Aim:
Every line of the data that contains the string "title" must be copied.

■ ■ ■ ■

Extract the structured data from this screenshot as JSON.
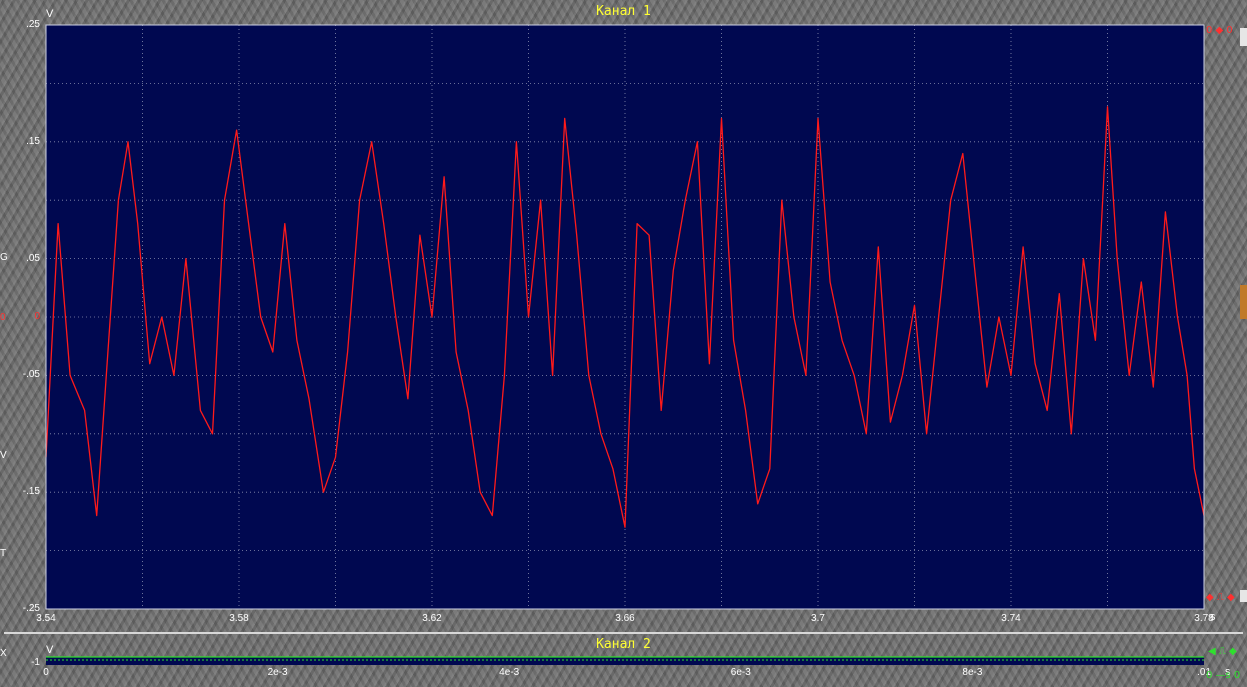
{
  "colors": {
    "trace": "#ff1a1a",
    "plot_bg": "#000850",
    "grid": "#8a8fb0",
    "title": "#ffff33",
    "ch2_trace": "#2ee02e"
  },
  "chart_data": [
    {
      "type": "line",
      "title": "Канал 1",
      "ylabel": "V",
      "xlabel": "s",
      "xlim": [
        3.54,
        3.78
      ],
      "ylim": [
        -0.25,
        0.25
      ],
      "x_ticks": [
        "3.54",
        "3.58",
        "3.62",
        "3.66",
        "3.7",
        "3.74",
        "3.78"
      ],
      "x_tick_values": [
        3.54,
        3.58,
        3.62,
        3.66,
        3.7,
        3.74,
        3.78
      ],
      "y_ticks": [
        ".25",
        ".15",
        ".05",
        "0",
        "-.05",
        "-.15",
        "-.25"
      ],
      "y_tick_values": [
        0.25,
        0.15,
        0.05,
        0,
        -0.05,
        -0.15,
        -0.25
      ],
      "grid": true,
      "series": [
        {
          "color": "#ff1a1a",
          "x": [
            3.54,
            3.5425,
            3.545,
            3.548,
            3.5505,
            3.553,
            3.555,
            3.557,
            3.559,
            3.5615,
            3.564,
            3.5665,
            3.569,
            3.572,
            3.5745,
            3.577,
            3.5795,
            3.582,
            3.5845,
            3.587,
            3.5895,
            3.592,
            3.5945,
            3.5975,
            3.6,
            3.6025,
            3.605,
            3.6075,
            3.61,
            3.6125,
            3.615,
            3.6175,
            3.62,
            3.6225,
            3.625,
            3.6275,
            3.63,
            3.6325,
            3.635,
            3.6375,
            3.64,
            3.6425,
            3.645,
            3.6475,
            3.65,
            3.6525,
            3.655,
            3.6575,
            3.66,
            3.6625,
            3.665,
            3.6675,
            3.67,
            3.6725,
            3.675,
            3.6775,
            3.68,
            3.6825,
            3.685,
            3.6875,
            3.69,
            3.6925,
            3.695,
            3.6975,
            3.7,
            3.7025,
            3.705,
            3.7075,
            3.71,
            3.7125,
            3.715,
            3.7175,
            3.72,
            3.7225,
            3.725,
            3.7275,
            3.73,
            3.7325,
            3.735,
            3.7375,
            3.74,
            3.7425,
            3.745,
            3.7475,
            3.75,
            3.7525,
            3.755,
            3.7575,
            3.76,
            3.762,
            3.7645,
            3.767,
            3.7695,
            3.772,
            3.7745,
            3.7765,
            3.778,
            3.78
          ],
          "y": [
            -0.12,
            0.08,
            -0.05,
            -0.08,
            -0.17,
            -0.02,
            0.1,
            0.15,
            0.08,
            -0.04,
            0.0,
            -0.05,
            0.05,
            -0.08,
            -0.1,
            0.1,
            0.16,
            0.08,
            0.0,
            -0.03,
            0.08,
            -0.02,
            -0.07,
            -0.15,
            -0.12,
            -0.03,
            0.1,
            0.15,
            0.08,
            0.0,
            -0.07,
            0.07,
            0.0,
            0.12,
            -0.03,
            -0.08,
            -0.15,
            -0.17,
            -0.05,
            0.15,
            0.0,
            0.1,
            -0.05,
            0.17,
            0.07,
            -0.05,
            -0.1,
            -0.13,
            -0.18,
            0.08,
            0.07,
            -0.08,
            0.04,
            0.1,
            0.15,
            -0.04,
            0.17,
            -0.02,
            -0.08,
            -0.16,
            -0.13,
            0.1,
            0.0,
            -0.05,
            0.17,
            0.03,
            -0.02,
            -0.05,
            -0.1,
            0.06,
            -0.09,
            -0.05,
            0.01,
            -0.1,
            0.0,
            0.1,
            0.14,
            0.04,
            -0.06,
            0.0,
            -0.05,
            0.06,
            -0.04,
            -0.08,
            0.02,
            -0.1,
            0.05,
            -0.02,
            0.18,
            0.05,
            -0.05,
            0.03,
            -0.06,
            0.09,
            0.0,
            -0.05,
            -0.13,
            -0.17
          ]
        }
      ]
    },
    {
      "type": "line",
      "title": "Канал 2",
      "ylabel": "V",
      "xlabel": "s",
      "xlim": [
        0,
        0.01
      ],
      "x_ticks": [
        "0",
        "2e-3",
        "4e-3",
        "6e-3",
        "8e-3",
        ".01"
      ],
      "x_tick_values": [
        0,
        0.002,
        0.004,
        0.006,
        0.008,
        0.01
      ],
      "y_ticks": [
        "-1"
      ],
      "grid": true
    }
  ],
  "edge_markers": {
    "ch1_top_right": "0 ◆ 0",
    "ch1_bottom_right": "◆ ⎍ ◆",
    "ch2_top_right": "◀ ⎍ ◆",
    "ch2_bottom_right": "0 —s 0",
    "left_edge": [
      "G",
      "0",
      "V",
      "T",
      "X"
    ]
  }
}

■ ■ ■ ■

Exercise solution:
    "title": "#ffff33",
      "title": "Канал 1",
      "title": "Канал 2",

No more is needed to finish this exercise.